» **PAGE EXTRACT**:
>>>
The banking industry faces a whole range of risks as they evolve in the interconnected edge enterprise landscape while battling a growing list of software attacks including denial-of-service (DoS) and distributed denial-of-service (DDoS) attacks, man-in-the-middle (MitM) attack, phishing, and spear-phishing attacks, credential stuffing, and ransomware.

While a majority of threats target software vulnerabilities, banks also risk hardware vulnerabilities that could put the organization’s digital infrastructure at risk, from an employee device to a router connected to an unsecured network, through the Internet of Things (IoT) and cloud exploitation.

The core concept for the banking Cyber Security strategy is to safeguard customer assets and their transactions. As breaches lead to damage banks’ standing in the financial market, consequences, and penalties for FDIC non-compliance, monetary losses, and customer confidence.

Challenge

This was the environment when one of the United States’ largest financial corporations, who specialize in Business and Commercial Banking and Financing came to SBase Technologies looking to future proof their security deployment with a cost effective, scalable connectivity strategy that provides resilience and redundancy.

This organization’s security strategy involved the use of Intrusion Prevention Systems (IPS) and DDoS protection for all critical links. IPS is a network security tool that examines network traffic flow to detect and prevent vulnerability exploits. A DDoS protection tool specifically blocks denial-of-service (DoS) and distributed denial-of-service (DDoS) attacks.
<<<
» **PROBLEM SET**:
#1 In the banking security case study, what does a DDoS protection tool specifically block?
#2 Reproduce the portion of the banking security case study between "The banking industry" and "and cloud exploitation.", inclusive, word for word.

» **PROVIDED MATERIAL**:
>>>
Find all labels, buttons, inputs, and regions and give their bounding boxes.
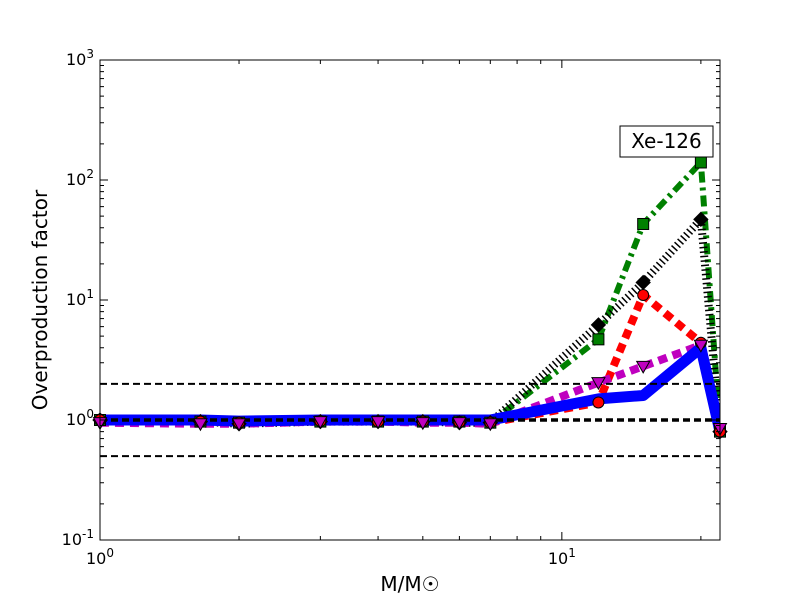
<<<
» **TASK RESULTS**:
#1 It blocks denial-of-service (DoS) and distributed denial-of-service (DDoS) attacks.

#2
The banking industry faces a whole range of risks as they evolve in the interconnected edge enterprise landscape while battling a growing list of software attacks including denial-of-service (DoS) and distributed denial-of-service (DDoS) attacks, man-in-the-middle (MitM) attack, phishing, and spear-phishing attacks, credential stuffing, and ransomware.

While a majority of threats target software vulnerabilities, banks also risk hardware vulnerabilities that could put the organization’s digital infrastructure at risk, from an employee device to a router connected to an unsecured network, through the Internet of Things (IoT) and cloud exploitation.